Repeat every record below exactly, omitting any pictures.

=== AVAILABLE RECORDS ===

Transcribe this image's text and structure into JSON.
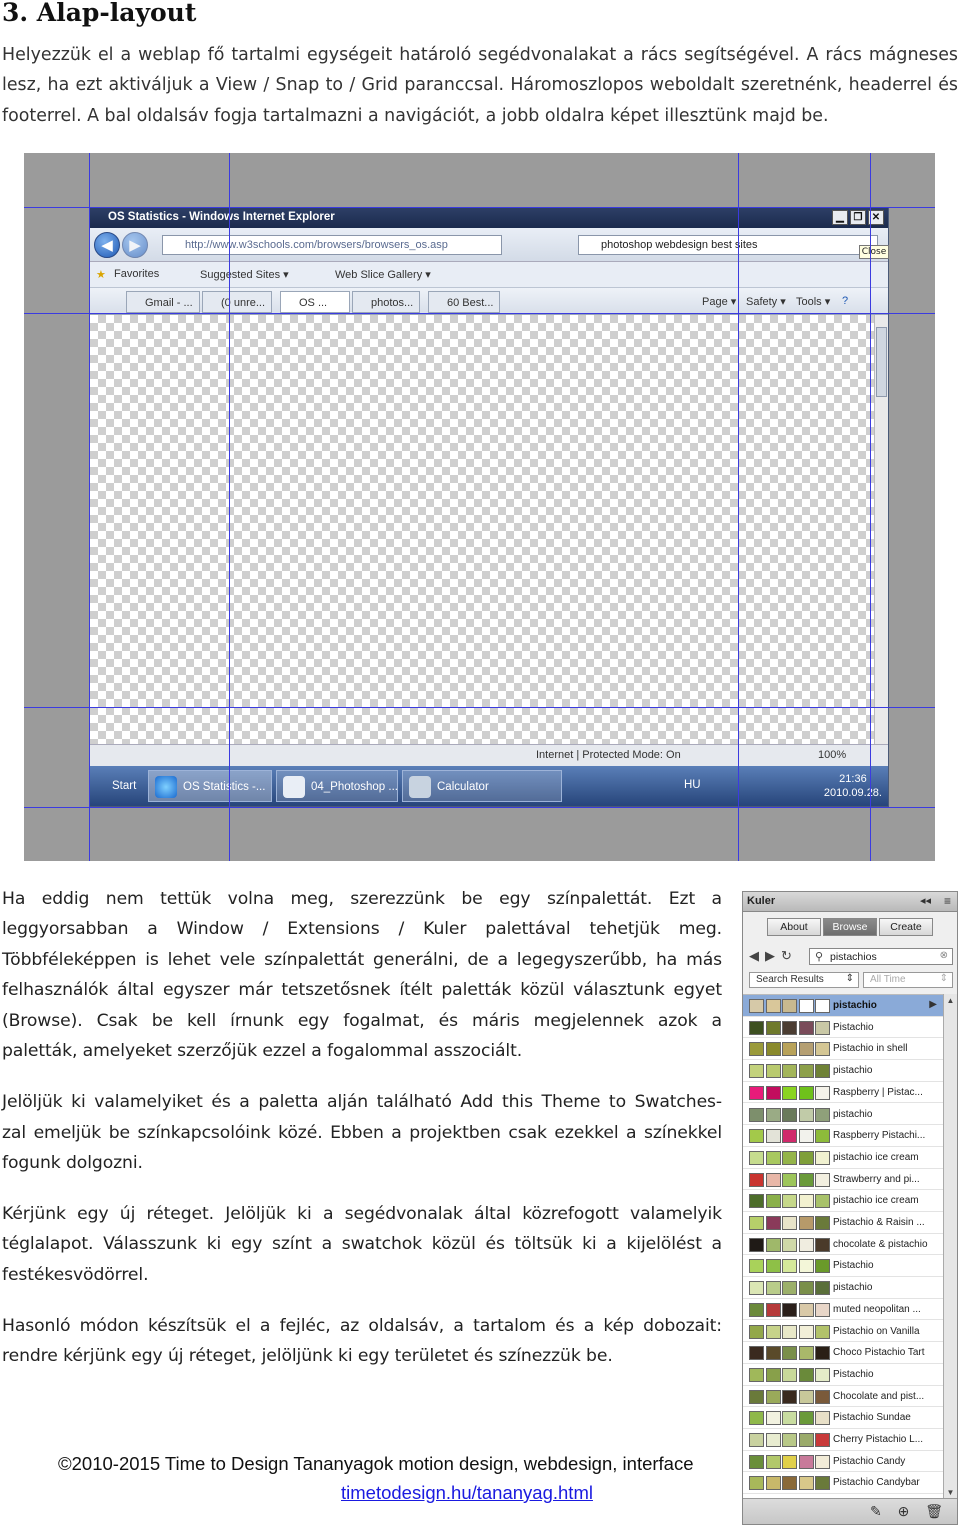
{
  "heading": "3. Alap-layout",
  "intro": [
    "Helyezzük el a weblap fő tartalmi egységeit határoló segédvonalakat a rács segítségével. A rács mágneses",
    "lesz, ha ezt aktiváljuk a View / Snap to / Grid paranccsal. Háromoszlopos weboldalt szeretnénk, headerrel és",
    "footerrel. A bal oldalsáv fogja tartalmazni a navigációt, a jobb oldalra képet illesztünk majd be."
  ],
  "screenshot": {
    "window_title": "OS Statistics - Windows Internet Explorer",
    "address": "http://www.w3schools.com/browsers/browsers_os.asp",
    "search_text": "photoshop webdesign best sites",
    "close_tooltip": "Close",
    "favorites": [
      "Favorites",
      "Suggested Sites ▾",
      "Web Slice Gallery ▾"
    ],
    "tabs": [
      "Gmail - ...",
      "(0 unre...",
      "OS ...",
      "photos...",
      "60 Best..."
    ],
    "commands": [
      "Page ▾",
      "Safety ▾",
      "Tools ▾"
    ],
    "status_zone": "Internet | Protected Mode: On",
    "status_zoom": "100%",
    "taskbar": {
      "start": "Start",
      "items": [
        "OS Statistics -...",
        "04_Photoshop ...",
        "Calculator"
      ],
      "lang": "HU",
      "time": "21:36",
      "date": "2010.09.28."
    }
  },
  "paragraphs": [
    [
      "Ha eddig nem tettük volna meg, szerezzünk be egy színpalettát. Ezt a",
      "leggyorsabban a Window / Extensions / Kuler palettával tehetjük meg.",
      "Többféleképpen is lehet vele színpalettát generálni, de a legegyszerűbb, ha más",
      "felhasználók által egyszer már tetszetősnek ítélt paletták közül választunk egyet",
      "(Browse). Csak be kell írnunk egy fogalmat, és máris megjelennek azok a",
      "paletták, amelyeket szerzőjük ezzel a fogalommal asszociált."
    ],
    [
      "Jelöljük ki valamelyiket és a paletta alján található Add this Theme to Swatches-",
      "zal emeljük be színkapcsolóink közé. Ebben a projektben csak ezekkel a színekkel",
      "fogunk dolgozni."
    ],
    [
      "Kérjünk egy új réteget. Jelöljük ki a segédvonalak által közrefogott valamelyik",
      "téglalapot. Válasszunk ki egy színt a swatchok közül és töltsük ki a kijelölést a",
      "festékesvödörrel."
    ],
    [
      "Hasonló módon készítsük el a fejléc, az oldalsáv, a tartalom és a kép dobozait:",
      "rendre kérjünk egy új réteget, jelöljünk ki egy területet és színezzük be."
    ]
  ],
  "kuler": {
    "panel_title": "Kuler",
    "panel_arrows": "◂◂",
    "tabs": [
      "About",
      "Browse",
      "Create"
    ],
    "selected_tab": "Browse",
    "search_value": "pistachios",
    "filter_left": "Search Results",
    "filter_right": "All Time",
    "themes": [
      {
        "name": "pistachio",
        "colors": [
          "#d6c9a8",
          "#d9c79a",
          "#c8b98f",
          "#ffffff",
          "#ffffff"
        ]
      },
      {
        "name": "Pistachio",
        "colors": [
          "#3d5020",
          "#6f7a2c",
          "#4b3d32",
          "#7a4b5a",
          "#c9c8a6"
        ]
      },
      {
        "name": "Pistachio in shell",
        "colors": [
          "#9a9a3a",
          "#8a8a2c",
          "#b8a25a",
          "#b59f72",
          "#d4c694"
        ]
      },
      {
        "name": "pistachio",
        "colors": [
          "#c3d27c",
          "#b9ca6e",
          "#a3b55a",
          "#8da04a",
          "#6f8236"
        ]
      },
      {
        "name": "Raspberry | Pistac...",
        "colors": [
          "#e81b7a",
          "#c20d5e",
          "#8ad321",
          "#6fc11b",
          "#f5f3ea"
        ]
      },
      {
        "name": "pistachio",
        "colors": [
          "#7d8f6c",
          "#9aab85",
          "#6a7a5b",
          "#c1cba8",
          "#8fa07a"
        ]
      },
      {
        "name": "Raspberry Pistachi...",
        "colors": [
          "#a3c94a",
          "#e3e3d8",
          "#d02a6b",
          "#f2f2ec",
          "#8dbb3a"
        ]
      },
      {
        "name": "pistachio ice cream",
        "colors": [
          "#c6dc8e",
          "#a8c85f",
          "#94b44a",
          "#7f9f3a",
          "#f0f1d0"
        ]
      },
      {
        "name": "Strawberry and pi...",
        "colors": [
          "#c9342f",
          "#e8b7a8",
          "#9dc55b",
          "#6a9a3a",
          "#f2efe0"
        ]
      },
      {
        "name": "pistachio ice cream",
        "colors": [
          "#4d6d2a",
          "#8ab04a",
          "#c6d88a",
          "#f2f1d0",
          "#a8c26a"
        ]
      },
      {
        "name": "Pistachio & Raisin ...",
        "colors": [
          "#b7d06a",
          "#8a3a5a",
          "#e8e4c8",
          "#b79a6a",
          "#6a7a3a"
        ]
      },
      {
        "name": "chocolate & pistachio",
        "colors": [
          "#1f1a16",
          "#9fb86a",
          "#cfd8a8",
          "#f0ede0",
          "#4a3a2a"
        ]
      },
      {
        "name": "Pistachio",
        "colors": [
          "#a9d25a",
          "#8ec047",
          "#d5e89a",
          "#f3f6d8",
          "#6a9a2a"
        ]
      },
      {
        "name": "pistachio",
        "colors": [
          "#dbe6b4",
          "#b9cc8a",
          "#9cb06a",
          "#7a8f4a",
          "#5a6f3a"
        ]
      },
      {
        "name": "muted neopolitan ...",
        "colors": [
          "#6b8a3a",
          "#b63a3a",
          "#2a1f1a",
          "#d9c9a8",
          "#e8d6c8"
        ]
      },
      {
        "name": "Pistachio on Vanilla",
        "colors": [
          "#93a84a",
          "#c7d38a",
          "#e8e8c8",
          "#f2efd8",
          "#b2c26a"
        ]
      },
      {
        "name": "Choco Pistachio Tart",
        "colors": [
          "#3a2a1f",
          "#5a4a2a",
          "#7a8f4a",
          "#a9b86a",
          "#2a1f16"
        ]
      },
      {
        "name": "Pistachio",
        "colors": [
          "#a0b85a",
          "#88a04a",
          "#c8d89a",
          "#6a8a3a",
          "#e4ecc8"
        ]
      },
      {
        "name": "Chocolate and pist...",
        "colors": [
          "#6a7a3a",
          "#9aaa5a",
          "#3a2a1f",
          "#c8c89a",
          "#7a5a3a"
        ]
      },
      {
        "name": "Pistachio Sundae",
        "colors": [
          "#8fb84a",
          "#f2f2e0",
          "#c8dca0",
          "#6a9a3a",
          "#e8e0c8"
        ]
      },
      {
        "name": "Cherry Pistachio L...",
        "colors": [
          "#c9d2a0",
          "#e8ecd0",
          "#b8c888",
          "#9aaa6a",
          "#c83a3a"
        ]
      },
      {
        "name": "Pistachio Candy",
        "colors": [
          "#6a8f3a",
          "#b2c86a",
          "#e0d04a",
          "#c87a9a",
          "#f2ecd8"
        ]
      },
      {
        "name": "Pistachio Candybar",
        "colors": [
          "#a8b85a",
          "#c8b86a",
          "#8a6a3a",
          "#d8c88a",
          "#6a7a3a"
        ]
      }
    ],
    "footer_icons": "✎ ⊕ 🗑"
  },
  "footer": {
    "copyright": "©2010-2015 Time to Design Tananyagok motion design, webdesign, interface",
    "link": "timetodesign.hu/tananyag.html"
  }
}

===

• [SOLUTION BELOW]
Transcribe this image's text and structure into JSON.
{
  "heading": "3. Alap-layout",
  "intro": [
    "Helyezzük el a weblap fő tartalmi egységeit határoló segédvonalakat a rács segítségével. A rács mágneses",
    "lesz, ha ezt aktiváljuk a View / Snap to / Grid paranccsal. Háromoszlopos weboldalt szeretnénk, headerrel és",
    "footerrel. A bal oldalsáv fogja tartalmazni a navigációt, a jobb oldalra képet illesztünk majd be."
  ],
  "screenshot": {
    "window_title": "OS Statistics - Windows Internet Explorer",
    "address": "http://www.w3schools.com/browsers/browsers_os.asp",
    "search_text": "photoshop webdesign best sites",
    "close_tooltip": "Close",
    "favorites": [
      "Favorites",
      "Suggested Sites ▾",
      "Web Slice Gallery ▾"
    ],
    "tabs": [
      "Gmail - ...",
      "(0 unre...",
      "OS ...",
      "photos...",
      "60 Best..."
    ],
    "commands": [
      "Page ▾",
      "Safety ▾",
      "Tools ▾"
    ],
    "status_zone": "Internet | Protected Mode: On",
    "status_zoom": "100%",
    "taskbar": {
      "start": "Start",
      "items": [
        "OS Statistics -...",
        "04_Photoshop ...",
        "Calculator"
      ],
      "lang": "HU",
      "time": "21:36",
      "date": "2010.09.28."
    }
  },
  "paragraphs": [
    [
      "Ha eddig nem tettük volna meg, szerezzünk be egy színpalettát. Ezt a",
      "leggyorsabban a Window / Extensions / Kuler palettával tehetjük meg.",
      "Többféleképpen is lehet vele színpalettát generálni, de a legegyszerűbb, ha más",
      "felhasználók által egyszer már tetszetősnek ítélt paletták közül választunk egyet",
      "(Browse). Csak be kell írnunk egy fogalmat, és máris megjelennek azok a",
      "paletták, amelyeket szerzőjük ezzel a fogalommal asszociált."
    ],
    [
      "Jelöljük ki valamelyiket és a paletta alján található Add this Theme to Swatches-",
      "zal emeljük be színkapcsolóink közé. Ebben a projektben csak ezekkel a színekkel",
      "fogunk dolgozni."
    ],
    [
      "Kérjünk egy új réteget. Jelöljük ki a segédvonalak által közrefogott valamelyik",
      "téglalapot. Válasszunk ki egy színt a swatchok közül és töltsük ki a kijelölést a",
      "festékesvödörrel."
    ],
    [
      "Hasonló módon készítsük el a fejléc, az oldalsáv, a tartalom és a kép dobozait:",
      "rendre kérjünk egy új réteget, jelöljünk ki egy területet és színezzük be."
    ]
  ],
  "kuler": {
    "panel_title": "Kuler",
    "panel_arrows": "◂◂",
    "tabs": [
      "About",
      "Browse",
      "Create"
    ],
    "selected_tab": "Browse",
    "search_value": "pistachios",
    "filter_left": "Search Results",
    "filter_right": "All Time",
    "themes": [
      {
        "name": "pistachio",
        "colors": [
          "#d6c9a8",
          "#d9c79a",
          "#c8b98f",
          "#ffffff",
          "#ffffff"
        ]
      },
      {
        "name": "Pistachio",
        "colors": [
          "#3d5020",
          "#6f7a2c",
          "#4b3d32",
          "#7a4b5a",
          "#c9c8a6"
        ]
      },
      {
        "name": "Pistachio in shell",
        "colors": [
          "#9a9a3a",
          "#8a8a2c",
          "#b8a25a",
          "#b59f72",
          "#d4c694"
        ]
      },
      {
        "name": "pistachio",
        "colors": [
          "#c3d27c",
          "#b9ca6e",
          "#a3b55a",
          "#8da04a",
          "#6f8236"
        ]
      },
      {
        "name": "Raspberry | Pistac...",
        "colors": [
          "#e81b7a",
          "#c20d5e",
          "#8ad321",
          "#6fc11b",
          "#f5f3ea"
        ]
      },
      {
        "name": "pistachio",
        "colors": [
          "#7d8f6c",
          "#9aab85",
          "#6a7a5b",
          "#c1cba8",
          "#8fa07a"
        ]
      },
      {
        "name": "Raspberry Pistachi...",
        "colors": [
          "#a3c94a",
          "#e3e3d8",
          "#d02a6b",
          "#f2f2ec",
          "#8dbb3a"
        ]
      },
      {
        "name": "pistachio ice cream",
        "colors": [
          "#c6dc8e",
          "#a8c85f",
          "#94b44a",
          "#7f9f3a",
          "#f0f1d0"
        ]
      },
      {
        "name": "Strawberry and pi...",
        "colors": [
          "#c9342f",
          "#e8b7a8",
          "#9dc55b",
          "#6a9a3a",
          "#f2efe0"
        ]
      },
      {
        "name": "pistachio ice cream",
        "colors": [
          "#4d6d2a",
          "#8ab04a",
          "#c6d88a",
          "#f2f1d0",
          "#a8c26a"
        ]
      },
      {
        "name": "Pistachio & Raisin ...",
        "colors": [
          "#b7d06a",
          "#8a3a5a",
          "#e8e4c8",
          "#b79a6a",
          "#6a7a3a"
        ]
      },
      {
        "name": "chocolate & pistachio",
        "colors": [
          "#1f1a16",
          "#9fb86a",
          "#cfd8a8",
          "#f0ede0",
          "#4a3a2a"
        ]
      },
      {
        "name": "Pistachio",
        "colors": [
          "#a9d25a",
          "#8ec047",
          "#d5e89a",
          "#f3f6d8",
          "#6a9a2a"
        ]
      },
      {
        "name": "pistachio",
        "colors": [
          "#dbe6b4",
          "#b9cc8a",
          "#9cb06a",
          "#7a8f4a",
          "#5a6f3a"
        ]
      },
      {
        "name": "muted neopolitan ...",
        "colors": [
          "#6b8a3a",
          "#b63a3a",
          "#2a1f1a",
          "#d9c9a8",
          "#e8d6c8"
        ]
      },
      {
        "name": "Pistachio on Vanilla",
        "colors": [
          "#93a84a",
          "#c7d38a",
          "#e8e8c8",
          "#f2efd8",
          "#b2c26a"
        ]
      },
      {
        "name": "Choco Pistachio Tart",
        "colors": [
          "#3a2a1f",
          "#5a4a2a",
          "#7a8f4a",
          "#a9b86a",
          "#2a1f16"
        ]
      },
      {
        "name": "Pistachio",
        "colors": [
          "#a0b85a",
          "#88a04a",
          "#c8d89a",
          "#6a8a3a",
          "#e4ecc8"
        ]
      },
      {
        "name": "Chocolate and pist...",
        "colors": [
          "#6a7a3a",
          "#9aaa5a",
          "#3a2a1f",
          "#c8c89a",
          "#7a5a3a"
        ]
      },
      {
        "name": "Pistachio Sundae",
        "colors": [
          "#8fb84a",
          "#f2f2e0",
          "#c8dca0",
          "#6a9a3a",
          "#e8e0c8"
        ]
      },
      {
        "name": "Cherry Pistachio L...",
        "colors": [
          "#c9d2a0",
          "#e8ecd0",
          "#b8c888",
          "#9aaa6a",
          "#c83a3a"
        ]
      },
      {
        "name": "Pistachio Candy",
        "colors": [
          "#6a8f3a",
          "#b2c86a",
          "#e0d04a",
          "#c87a9a",
          "#f2ecd8"
        ]
      },
      {
        "name": "Pistachio Candybar",
        "colors": [
          "#a8b85a",
          "#c8b86a",
          "#8a6a3a",
          "#d8c88a",
          "#6a7a3a"
        ]
      }
    ],
    "footer_icons": "✎ ⊕ 🗑"
  },
  "footer": {
    "copyright": "©2010-2015 Time to Design Tananyagok motion design, webdesign, interface",
    "link": "timetodesign.hu/tananyag.html"
  }
}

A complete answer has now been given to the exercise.